===== Provided information

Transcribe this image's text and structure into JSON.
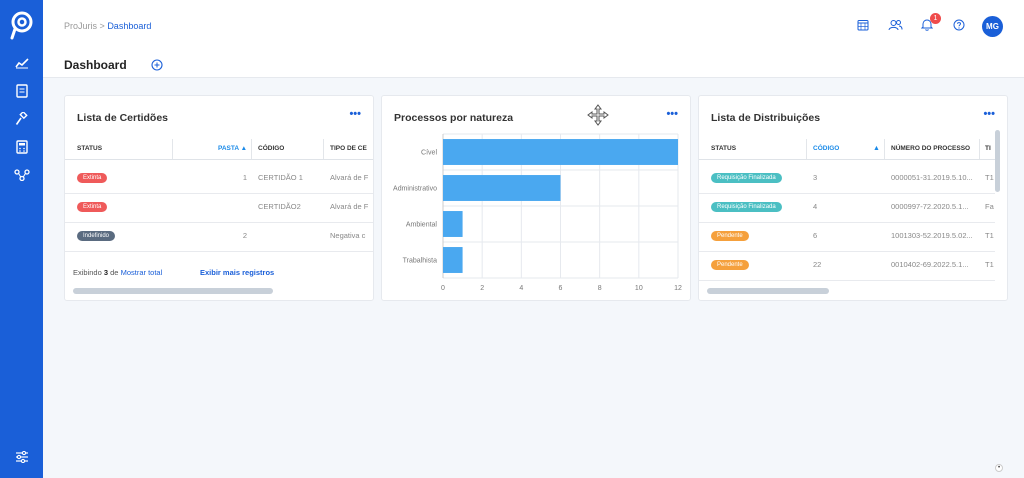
{
  "app": {
    "name": "ProJuris"
  },
  "breadcrumb": {
    "root": "ProJuris",
    "separator": ">",
    "current": "Dashboard"
  },
  "topbar": {
    "notifications_count": "1",
    "avatar_initials": "MG"
  },
  "page": {
    "title": "Dashboard"
  },
  "certidoes": {
    "title": "Lista de Certidões",
    "menu": "•••",
    "columns": [
      "STATUS",
      "PASTA",
      "CÓDIGO",
      "TIPO DE CE"
    ],
    "rows": [
      {
        "status": "Extinta",
        "pasta": "1",
        "codigo": "CERTIDÃO 1",
        "tipo": "Alvará de F"
      },
      {
        "status": "Extinta",
        "pasta": "",
        "codigo": "CERTIDÃO2",
        "tipo": "Alvará de F"
      },
      {
        "status": "Indefinido",
        "pasta": "2",
        "codigo": "",
        "tipo": "Negativa c"
      }
    ],
    "footer": {
      "prefix": "Exibindo",
      "count": "3",
      "of": "de",
      "show_total": "Mostrar total",
      "more": "Exibir mais registros"
    }
  },
  "natureza": {
    "title": "Processos por natureza",
    "menu": "•••"
  },
  "chart_data": {
    "type": "bar",
    "orientation": "horizontal",
    "title": "Processos por natureza",
    "categories": [
      "Cível",
      "Administrativo",
      "Ambiental",
      "Trabalhista"
    ],
    "values": [
      12,
      6,
      1,
      1
    ],
    "xlim": [
      0,
      12
    ],
    "xticks": [
      "0",
      "2",
      "4",
      "6",
      "8",
      "10",
      "12"
    ],
    "grid": true,
    "color": "#4aa8f0"
  },
  "distribuicoes": {
    "title": "Lista de Distribuições",
    "menu": "•••",
    "columns": [
      "STATUS",
      "CÓDIGO",
      "NÚMERO DO PROCESSO",
      "TI"
    ],
    "rows": [
      {
        "status": "Requisição Finalizada",
        "codigo": "3",
        "numero": "0000051-31.2019.5.10...",
        "extra": "T1"
      },
      {
        "status": "Requisição Finalizada",
        "codigo": "4",
        "numero": "0000997-72.2020.5.1...",
        "extra": "Fa"
      },
      {
        "status": "Pendente",
        "codigo": "6",
        "numero": "1001303-52.2019.5.02...",
        "extra": "T1"
      },
      {
        "status": "Pendente",
        "codigo": "22",
        "numero": "0010402-69.2022.5.1...",
        "extra": "T1"
      }
    ]
  },
  "colors": {
    "primary": "#1a5fd8",
    "extinta": "#ef5a5a",
    "indefinido": "#5a6b80",
    "finalizada": "#4bbfc3",
    "pendente": "#f5a03c"
  }
}
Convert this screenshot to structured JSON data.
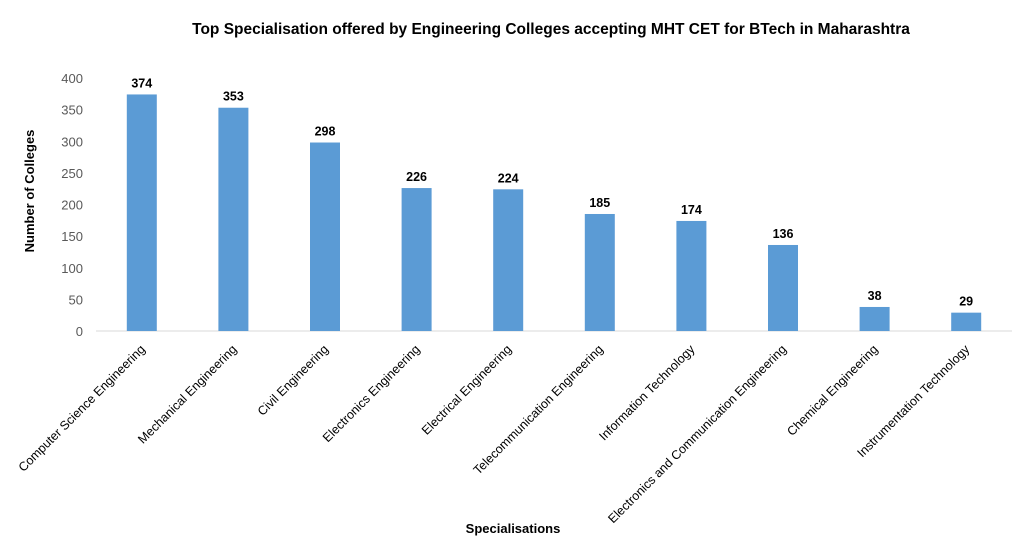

==========

Problem requirements. State how many lines of the records hold the string "title", and nothing else.

Output of the exercise. 5